What you need to do
Send each entry back exactly as given, pictures excluded.

--- Start Data for the task ---

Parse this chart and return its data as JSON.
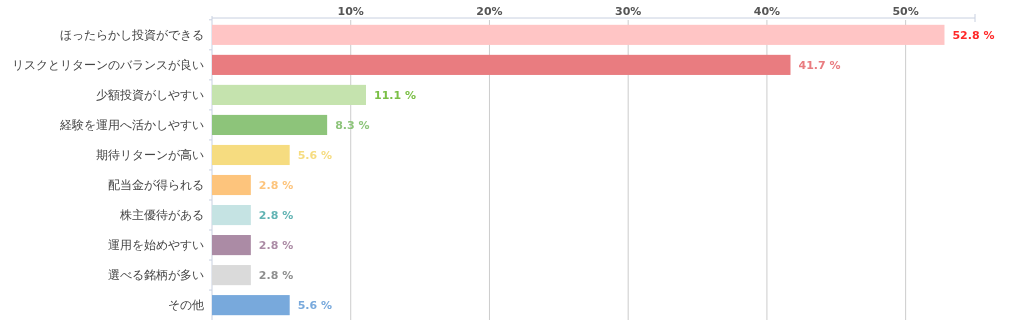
{
  "chart_data": {
    "type": "bar",
    "orientation": "horizontal",
    "categories": [
      "ほったらかし投資ができる",
      "リスクとリターンのバランスが良い",
      "少額投資がしやすい",
      "経験を運用へ活かしやすい",
      "期待リターンが高い",
      "配当金が得られる",
      "株主優待がある",
      "運用を始めやすい",
      "選べる銘柄が多い",
      "その他"
    ],
    "values": [
      52.8,
      41.7,
      11.1,
      8.3,
      5.6,
      2.8,
      2.8,
      2.8,
      2.8,
      5.6
    ],
    "colors": [
      "#ffc5c5",
      "#e97c80",
      "#c5e3ae",
      "#8dc47a",
      "#f6dc80",
      "#fdc47c",
      "#c5e3e3",
      "#ab8ba5",
      "#dadada",
      "#78a9dc"
    ],
    "value_labels": [
      "52.8 %",
      "41.7 %",
      "11.1 %",
      "8.3 %",
      "5.6 %",
      "2.8 %",
      "2.8 %",
      "2.8 %",
      "2.8 %",
      "5.6 %"
    ],
    "xlim": [
      0,
      55
    ],
    "xticks": [
      {
        "value": 10,
        "label": "10%"
      },
      {
        "value": 20,
        "label": "20%"
      },
      {
        "value": 30,
        "label": "30%"
      },
      {
        "value": 40,
        "label": "40%"
      },
      {
        "value": 50,
        "label": "50%"
      }
    ],
    "grid": "x"
  }
}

--- End Data for the task ---

The result
Parse this chart and return its data as JSON.
{
  "chart_data": {
    "type": "bar",
    "orientation": "horizontal",
    "categories": [
      "ほったらかし投資ができる",
      "リスクとリターンのバランスが良い",
      "少額投資がしやすい",
      "経験を運用へ活かしやすい",
      "期待リターンが高い",
      "配当金が得られる",
      "株主優待がある",
      "運用を始めやすい",
      "選べる銘柄が多い",
      "その他"
    ],
    "values": [
      52.8,
      41.7,
      11.1,
      8.3,
      5.6,
      2.8,
      2.8,
      2.8,
      2.8,
      5.6
    ],
    "colors": [
      "#ffc5c5",
      "#e97c80",
      "#c5e3ae",
      "#8dc47a",
      "#f6dc80",
      "#fdc47c",
      "#c5e3e3",
      "#ab8ba5",
      "#dadada",
      "#78a9dc"
    ],
    "value_labels": [
      "52.8 %",
      "41.7 %",
      "11.1 %",
      "8.3 %",
      "5.6 %",
      "2.8 %",
      "2.8 %",
      "2.8 %",
      "2.8 %",
      "5.6 %"
    ],
    "xlim": [
      0,
      55
    ],
    "xticks": [
      {
        "value": 10,
        "label": "10%"
      },
      {
        "value": 20,
        "label": "20%"
      },
      {
        "value": 30,
        "label": "30%"
      },
      {
        "value": 40,
        "label": "40%"
      },
      {
        "value": 50,
        "label": "50%"
      }
    ],
    "grid": "x"
  }
}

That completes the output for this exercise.